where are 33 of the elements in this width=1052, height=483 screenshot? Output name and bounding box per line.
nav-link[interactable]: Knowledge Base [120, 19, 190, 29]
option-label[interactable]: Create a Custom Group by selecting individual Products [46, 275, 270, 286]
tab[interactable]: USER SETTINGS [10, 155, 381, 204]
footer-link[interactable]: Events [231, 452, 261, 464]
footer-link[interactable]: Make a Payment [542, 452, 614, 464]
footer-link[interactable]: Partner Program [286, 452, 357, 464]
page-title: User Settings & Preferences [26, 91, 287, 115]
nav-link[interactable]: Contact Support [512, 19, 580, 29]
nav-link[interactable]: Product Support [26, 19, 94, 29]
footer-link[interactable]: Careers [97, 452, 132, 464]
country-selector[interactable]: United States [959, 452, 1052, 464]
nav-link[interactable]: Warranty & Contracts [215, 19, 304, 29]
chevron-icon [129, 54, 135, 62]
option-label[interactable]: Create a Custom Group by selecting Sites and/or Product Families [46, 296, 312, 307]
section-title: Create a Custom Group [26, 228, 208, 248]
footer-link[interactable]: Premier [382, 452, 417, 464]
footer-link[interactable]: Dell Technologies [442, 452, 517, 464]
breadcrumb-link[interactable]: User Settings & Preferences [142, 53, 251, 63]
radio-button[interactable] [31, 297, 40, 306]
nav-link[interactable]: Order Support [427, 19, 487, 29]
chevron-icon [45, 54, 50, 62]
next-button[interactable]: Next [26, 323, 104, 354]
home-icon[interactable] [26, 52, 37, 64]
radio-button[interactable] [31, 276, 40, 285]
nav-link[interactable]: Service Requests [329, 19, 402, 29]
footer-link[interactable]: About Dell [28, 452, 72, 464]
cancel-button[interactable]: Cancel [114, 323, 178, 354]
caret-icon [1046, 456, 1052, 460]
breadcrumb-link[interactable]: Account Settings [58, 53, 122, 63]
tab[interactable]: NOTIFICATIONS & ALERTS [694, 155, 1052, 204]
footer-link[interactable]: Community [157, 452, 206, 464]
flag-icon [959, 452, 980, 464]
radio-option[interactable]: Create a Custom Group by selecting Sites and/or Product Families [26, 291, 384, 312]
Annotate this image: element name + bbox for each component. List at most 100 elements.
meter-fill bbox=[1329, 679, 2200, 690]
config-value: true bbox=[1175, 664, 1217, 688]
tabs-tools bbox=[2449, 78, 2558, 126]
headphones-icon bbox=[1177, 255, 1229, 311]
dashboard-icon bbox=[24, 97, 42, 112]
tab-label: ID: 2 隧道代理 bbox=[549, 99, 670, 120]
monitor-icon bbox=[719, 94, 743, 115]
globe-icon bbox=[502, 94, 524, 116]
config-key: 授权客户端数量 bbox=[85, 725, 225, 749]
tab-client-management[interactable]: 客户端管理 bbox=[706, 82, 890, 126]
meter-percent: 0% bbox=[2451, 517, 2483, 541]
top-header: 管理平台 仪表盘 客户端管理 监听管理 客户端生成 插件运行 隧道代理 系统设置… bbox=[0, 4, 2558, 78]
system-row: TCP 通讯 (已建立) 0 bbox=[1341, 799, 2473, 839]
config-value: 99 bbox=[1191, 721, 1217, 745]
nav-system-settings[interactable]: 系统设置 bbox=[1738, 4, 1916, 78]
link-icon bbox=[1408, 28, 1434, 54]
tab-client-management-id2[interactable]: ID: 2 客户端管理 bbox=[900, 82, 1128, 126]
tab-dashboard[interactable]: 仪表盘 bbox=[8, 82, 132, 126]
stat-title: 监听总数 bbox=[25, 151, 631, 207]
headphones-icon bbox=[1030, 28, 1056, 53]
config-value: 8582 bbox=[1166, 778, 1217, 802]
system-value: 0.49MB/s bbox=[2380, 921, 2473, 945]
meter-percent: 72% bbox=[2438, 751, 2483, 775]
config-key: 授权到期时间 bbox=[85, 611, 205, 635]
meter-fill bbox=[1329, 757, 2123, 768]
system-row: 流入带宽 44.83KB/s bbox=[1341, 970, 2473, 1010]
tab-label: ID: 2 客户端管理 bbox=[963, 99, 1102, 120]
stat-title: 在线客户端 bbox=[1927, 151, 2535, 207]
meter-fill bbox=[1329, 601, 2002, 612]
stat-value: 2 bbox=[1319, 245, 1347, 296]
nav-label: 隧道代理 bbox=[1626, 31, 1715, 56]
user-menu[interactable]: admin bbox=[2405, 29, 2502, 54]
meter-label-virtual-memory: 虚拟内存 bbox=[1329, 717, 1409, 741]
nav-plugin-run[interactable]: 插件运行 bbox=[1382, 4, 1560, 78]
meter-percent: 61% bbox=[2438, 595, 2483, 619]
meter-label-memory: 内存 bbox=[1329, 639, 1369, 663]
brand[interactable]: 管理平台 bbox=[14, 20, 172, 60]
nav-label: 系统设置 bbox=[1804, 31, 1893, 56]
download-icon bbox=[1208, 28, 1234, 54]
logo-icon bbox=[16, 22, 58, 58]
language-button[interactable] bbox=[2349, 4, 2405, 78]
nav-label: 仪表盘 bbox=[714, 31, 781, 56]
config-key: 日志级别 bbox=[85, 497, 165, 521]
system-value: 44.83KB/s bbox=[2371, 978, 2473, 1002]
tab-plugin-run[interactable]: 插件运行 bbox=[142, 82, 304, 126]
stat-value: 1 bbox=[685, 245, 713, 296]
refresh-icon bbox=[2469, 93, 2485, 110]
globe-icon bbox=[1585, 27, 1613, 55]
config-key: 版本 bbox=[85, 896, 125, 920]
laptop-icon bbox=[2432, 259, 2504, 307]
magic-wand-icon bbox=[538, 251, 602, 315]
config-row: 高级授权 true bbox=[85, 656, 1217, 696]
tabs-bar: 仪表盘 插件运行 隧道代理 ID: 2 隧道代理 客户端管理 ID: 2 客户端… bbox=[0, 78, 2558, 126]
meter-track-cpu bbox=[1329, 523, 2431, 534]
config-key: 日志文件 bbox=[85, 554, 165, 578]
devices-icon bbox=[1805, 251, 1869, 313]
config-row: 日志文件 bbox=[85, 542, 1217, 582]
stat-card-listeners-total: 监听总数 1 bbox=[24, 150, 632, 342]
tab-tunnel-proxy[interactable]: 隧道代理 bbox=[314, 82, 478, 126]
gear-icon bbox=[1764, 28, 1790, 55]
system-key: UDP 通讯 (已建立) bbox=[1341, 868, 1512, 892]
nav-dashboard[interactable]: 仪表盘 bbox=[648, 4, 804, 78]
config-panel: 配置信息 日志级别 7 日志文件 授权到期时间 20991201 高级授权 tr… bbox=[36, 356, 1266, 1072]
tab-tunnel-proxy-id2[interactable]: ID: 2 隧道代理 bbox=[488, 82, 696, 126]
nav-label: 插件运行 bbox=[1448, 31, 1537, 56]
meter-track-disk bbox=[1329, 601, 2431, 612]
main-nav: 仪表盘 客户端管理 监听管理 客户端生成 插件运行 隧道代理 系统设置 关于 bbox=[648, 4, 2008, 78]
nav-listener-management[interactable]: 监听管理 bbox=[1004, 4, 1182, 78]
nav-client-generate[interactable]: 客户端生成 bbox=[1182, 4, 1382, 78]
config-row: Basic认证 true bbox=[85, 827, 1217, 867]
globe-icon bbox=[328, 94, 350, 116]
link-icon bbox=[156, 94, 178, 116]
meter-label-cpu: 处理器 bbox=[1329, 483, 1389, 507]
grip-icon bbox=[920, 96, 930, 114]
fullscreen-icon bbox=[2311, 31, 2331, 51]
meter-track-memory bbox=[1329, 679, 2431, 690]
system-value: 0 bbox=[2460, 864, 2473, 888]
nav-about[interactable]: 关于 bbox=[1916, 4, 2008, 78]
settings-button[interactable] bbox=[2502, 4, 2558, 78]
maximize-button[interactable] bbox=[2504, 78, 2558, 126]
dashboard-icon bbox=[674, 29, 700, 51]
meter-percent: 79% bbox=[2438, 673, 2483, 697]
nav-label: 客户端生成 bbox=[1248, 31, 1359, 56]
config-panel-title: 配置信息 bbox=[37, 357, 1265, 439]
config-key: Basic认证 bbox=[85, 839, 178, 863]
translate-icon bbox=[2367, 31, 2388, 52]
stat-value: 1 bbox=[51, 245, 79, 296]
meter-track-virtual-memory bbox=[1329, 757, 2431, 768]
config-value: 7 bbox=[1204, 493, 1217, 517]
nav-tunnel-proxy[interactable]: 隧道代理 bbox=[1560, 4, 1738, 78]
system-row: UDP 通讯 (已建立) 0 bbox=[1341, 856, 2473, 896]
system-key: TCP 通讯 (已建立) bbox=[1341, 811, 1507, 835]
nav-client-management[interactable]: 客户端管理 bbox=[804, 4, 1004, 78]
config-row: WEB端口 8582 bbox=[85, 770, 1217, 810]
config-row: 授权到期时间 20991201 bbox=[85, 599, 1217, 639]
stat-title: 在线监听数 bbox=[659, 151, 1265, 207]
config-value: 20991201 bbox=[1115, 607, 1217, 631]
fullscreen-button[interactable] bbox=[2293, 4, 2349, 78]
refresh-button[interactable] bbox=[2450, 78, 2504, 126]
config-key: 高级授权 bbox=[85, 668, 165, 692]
·····
Exercise task
Could you quote the records verbatim from their start through the line containing "nav-link[interactable]: Service Requests", including both the first line and that one?

Worked answer
where are 33 of the elements in this width=1052, height=483 screenshot? Output name and bounding box per line.
nav-link[interactable]: Knowledge Base [120, 19, 190, 29]
option-label[interactable]: Create a Custom Group by selecting individual Products [46, 275, 270, 286]
tab[interactable]: USER SETTINGS [10, 155, 381, 204]
footer-link[interactable]: Events [231, 452, 261, 464]
footer-link[interactable]: Make a Payment [542, 452, 614, 464]
footer-link[interactable]: Partner Program [286, 452, 357, 464]
page-title: User Settings & Preferences [26, 91, 287, 115]
nav-link[interactable]: Contact Support [512, 19, 580, 29]
nav-link[interactable]: Product Support [26, 19, 94, 29]
footer-link[interactable]: Careers [97, 452, 132, 464]
country-selector[interactable]: United States [959, 452, 1052, 464]
nav-link[interactable]: Warranty & Contracts [215, 19, 304, 29]
chevron-icon [129, 54, 135, 62]
option-label[interactable]: Create a Custom Group by selecting Sites and/or Product Families [46, 296, 312, 307]
section-title: Create a Custom Group [26, 228, 208, 248]
footer-link[interactable]: Premier [382, 452, 417, 464]
footer-link[interactable]: Dell Technologies [442, 452, 517, 464]
breadcrumb-link[interactable]: User Settings & Preferences [142, 53, 251, 63]
radio-button[interactable] [31, 297, 40, 306]
nav-link[interactable]: Order Support [427, 19, 487, 29]
chevron-icon [45, 54, 50, 62]
next-button[interactable]: Next [26, 323, 104, 354]
home-icon[interactable] [26, 52, 37, 64]
radio-button[interactable] [31, 276, 40, 285]
nav-link[interactable]: Service Requests [329, 19, 402, 29]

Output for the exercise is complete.